▶ _DIRECTIVE_
Would you output the whole listing below, exactly as it reads?

▶ _DATA PROVIDED_
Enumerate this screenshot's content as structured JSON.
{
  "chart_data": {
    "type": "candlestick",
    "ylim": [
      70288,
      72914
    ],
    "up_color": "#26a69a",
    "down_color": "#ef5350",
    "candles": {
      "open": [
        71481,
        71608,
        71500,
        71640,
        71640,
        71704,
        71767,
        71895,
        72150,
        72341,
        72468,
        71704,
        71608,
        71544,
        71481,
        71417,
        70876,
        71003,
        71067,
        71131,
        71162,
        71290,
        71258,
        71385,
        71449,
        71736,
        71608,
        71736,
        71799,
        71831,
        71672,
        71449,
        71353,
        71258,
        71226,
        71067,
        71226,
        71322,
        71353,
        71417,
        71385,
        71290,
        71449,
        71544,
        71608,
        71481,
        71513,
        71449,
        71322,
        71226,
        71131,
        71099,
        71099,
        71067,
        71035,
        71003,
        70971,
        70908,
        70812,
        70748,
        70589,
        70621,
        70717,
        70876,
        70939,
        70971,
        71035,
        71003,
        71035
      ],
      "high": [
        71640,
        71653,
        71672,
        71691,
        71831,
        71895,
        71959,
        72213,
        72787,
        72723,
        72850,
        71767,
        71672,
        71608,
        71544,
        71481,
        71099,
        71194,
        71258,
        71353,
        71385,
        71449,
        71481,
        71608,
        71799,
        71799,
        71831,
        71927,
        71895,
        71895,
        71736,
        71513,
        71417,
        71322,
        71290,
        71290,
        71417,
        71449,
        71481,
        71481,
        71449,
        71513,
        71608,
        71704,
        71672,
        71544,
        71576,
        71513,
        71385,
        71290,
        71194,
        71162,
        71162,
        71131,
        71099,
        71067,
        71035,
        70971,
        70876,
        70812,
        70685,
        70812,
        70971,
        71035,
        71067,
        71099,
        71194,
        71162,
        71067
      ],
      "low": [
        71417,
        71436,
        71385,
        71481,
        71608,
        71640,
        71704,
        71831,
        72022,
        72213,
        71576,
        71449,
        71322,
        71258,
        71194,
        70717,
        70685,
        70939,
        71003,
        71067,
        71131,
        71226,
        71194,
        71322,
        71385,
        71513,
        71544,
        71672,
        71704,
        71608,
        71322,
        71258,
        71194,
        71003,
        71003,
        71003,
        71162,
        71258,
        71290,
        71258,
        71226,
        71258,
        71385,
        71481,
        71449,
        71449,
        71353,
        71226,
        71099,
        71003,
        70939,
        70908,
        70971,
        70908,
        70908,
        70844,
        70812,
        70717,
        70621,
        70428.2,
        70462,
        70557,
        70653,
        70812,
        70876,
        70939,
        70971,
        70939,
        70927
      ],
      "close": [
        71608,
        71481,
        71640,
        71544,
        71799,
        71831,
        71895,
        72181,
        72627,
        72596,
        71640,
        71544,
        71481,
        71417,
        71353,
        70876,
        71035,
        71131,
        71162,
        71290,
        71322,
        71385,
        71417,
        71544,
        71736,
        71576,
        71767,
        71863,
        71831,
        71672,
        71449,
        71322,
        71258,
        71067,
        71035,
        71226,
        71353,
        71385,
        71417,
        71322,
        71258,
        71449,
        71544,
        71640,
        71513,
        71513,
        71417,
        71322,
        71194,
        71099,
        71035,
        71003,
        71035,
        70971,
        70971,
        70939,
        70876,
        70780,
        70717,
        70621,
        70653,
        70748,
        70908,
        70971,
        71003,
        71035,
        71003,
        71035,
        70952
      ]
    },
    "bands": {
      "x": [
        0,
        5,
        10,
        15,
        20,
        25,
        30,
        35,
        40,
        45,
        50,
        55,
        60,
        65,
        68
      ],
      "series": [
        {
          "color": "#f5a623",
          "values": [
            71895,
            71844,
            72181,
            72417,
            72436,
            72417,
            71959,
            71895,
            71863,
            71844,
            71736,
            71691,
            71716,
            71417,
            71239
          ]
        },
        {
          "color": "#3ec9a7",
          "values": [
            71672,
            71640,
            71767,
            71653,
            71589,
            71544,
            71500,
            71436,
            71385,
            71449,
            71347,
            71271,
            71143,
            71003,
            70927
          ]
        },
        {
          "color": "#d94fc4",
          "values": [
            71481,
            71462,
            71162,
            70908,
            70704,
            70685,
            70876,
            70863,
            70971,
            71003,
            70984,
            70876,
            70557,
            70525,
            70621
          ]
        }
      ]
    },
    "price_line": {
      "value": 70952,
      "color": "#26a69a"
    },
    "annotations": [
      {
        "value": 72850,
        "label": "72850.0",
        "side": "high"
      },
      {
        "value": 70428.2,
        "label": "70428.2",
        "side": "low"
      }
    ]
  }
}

▶ _TASK RESULT_
Enumerate this screenshot's content as structured JSON.
{
  "chart_data": {
    "type": "candlestick",
    "ylim": [
      70288,
      72914
    ],
    "up_color": "#26a69a",
    "down_color": "#ef5350",
    "candles": {
      "open": [
        71481,
        71608,
        71500,
        71640,
        71640,
        71704,
        71767,
        71895,
        72150,
        72341,
        72468,
        71704,
        71608,
        71544,
        71481,
        71417,
        70876,
        71003,
        71067,
        71131,
        71162,
        71290,
        71258,
        71385,
        71449,
        71736,
        71608,
        71736,
        71799,
        71831,
        71672,
        71449,
        71353,
        71258,
        71226,
        71067,
        71226,
        71322,
        71353,
        71417,
        71385,
        71290,
        71449,
        71544,
        71608,
        71481,
        71513,
        71449,
        71322,
        71226,
        71131,
        71099,
        71099,
        71067,
        71035,
        71003,
        70971,
        70908,
        70812,
        70748,
        70589,
        70621,
        70717,
        70876,
        70939,
        70971,
        71035,
        71003,
        71035
      ],
      "high": [
        71640,
        71653,
        71672,
        71691,
        71831,
        71895,
        71959,
        72213,
        72787,
        72723,
        72850,
        71767,
        71672,
        71608,
        71544,
        71481,
        71099,
        71194,
        71258,
        71353,
        71385,
        71449,
        71481,
        71608,
        71799,
        71799,
        71831,
        71927,
        71895,
        71895,
        71736,
        71513,
        71417,
        71322,
        71290,
        71290,
        71417,
        71449,
        71481,
        71481,
        71449,
        71513,
        71608,
        71704,
        71672,
        71544,
        71576,
        71513,
        71385,
        71290,
        71194,
        71162,
        71162,
        71131,
        71099,
        71067,
        71035,
        70971,
        70876,
        70812,
        70685,
        70812,
        70971,
        71035,
        71067,
        71099,
        71194,
        71162,
        71067
      ],
      "low": [
        71417,
        71436,
        71385,
        71481,
        71608,
        71640,
        71704,
        71831,
        72022,
        72213,
        71576,
        71449,
        71322,
        71258,
        71194,
        70717,
        70685,
        70939,
        71003,
        71067,
        71131,
        71226,
        71194,
        71322,
        71385,
        71513,
        71544,
        71672,
        71704,
        71608,
        71322,
        71258,
        71194,
        71003,
        71003,
        71003,
        71162,
        71258,
        71290,
        71258,
        71226,
        71258,
        71385,
        71481,
        71449,
        71449,
        71353,
        71226,
        71099,
        71003,
        70939,
        70908,
        70971,
        70908,
        70908,
        70844,
        70812,
        70717,
        70621,
        70428.2,
        70462,
        70557,
        70653,
        70812,
        70876,
        70939,
        70971,
        70939,
        70927
      ],
      "close": [
        71608,
        71481,
        71640,
        71544,
        71799,
        71831,
        71895,
        72181,
        72627,
        72596,
        71640,
        71544,
        71481,
        71417,
        71353,
        70876,
        71035,
        71131,
        71162,
        71290,
        71322,
        71385,
        71417,
        71544,
        71736,
        71576,
        71767,
        71863,
        71831,
        71672,
        71449,
        71322,
        71258,
        71067,
        71035,
        71226,
        71353,
        71385,
        71417,
        71322,
        71258,
        71449,
        71544,
        71640,
        71513,
        71513,
        71417,
        71322,
        71194,
        71099,
        71035,
        71003,
        71035,
        70971,
        70971,
        70939,
        70876,
        70780,
        70717,
        70621,
        70653,
        70748,
        70908,
        70971,
        71003,
        71035,
        71003,
        71035,
        70952
      ]
    },
    "bands": {
      "x": [
        0,
        5,
        10,
        15,
        20,
        25,
        30,
        35,
        40,
        45,
        50,
        55,
        60,
        65,
        68
      ],
      "series": [
        {
          "color": "#f5a623",
          "values": [
            71895,
            71844,
            72181,
            72417,
            72436,
            72417,
            71959,
            71895,
            71863,
            71844,
            71736,
            71691,
            71716,
            71417,
            71239
          ]
        },
        {
          "color": "#3ec9a7",
          "values": [
            71672,
            71640,
            71767,
            71653,
            71589,
            71544,
            71500,
            71436,
            71385,
            71449,
            71347,
            71271,
            71143,
            71003,
            70927
          ]
        },
        {
          "color": "#d94fc4",
          "values": [
            71481,
            71462,
            71162,
            70908,
            70704,
            70685,
            70876,
            70863,
            70971,
            71003,
            70984,
            70876,
            70557,
            70525,
            70621
          ]
        }
      ]
    },
    "price_line": {
      "value": 70952,
      "color": "#26a69a"
    },
    "annotations": [
      {
        "value": 72850,
        "label": "72850.0",
        "side": "high"
      },
      {
        "value": 70428.2,
        "label": "70428.2",
        "side": "low"
      }
    ]
  }
}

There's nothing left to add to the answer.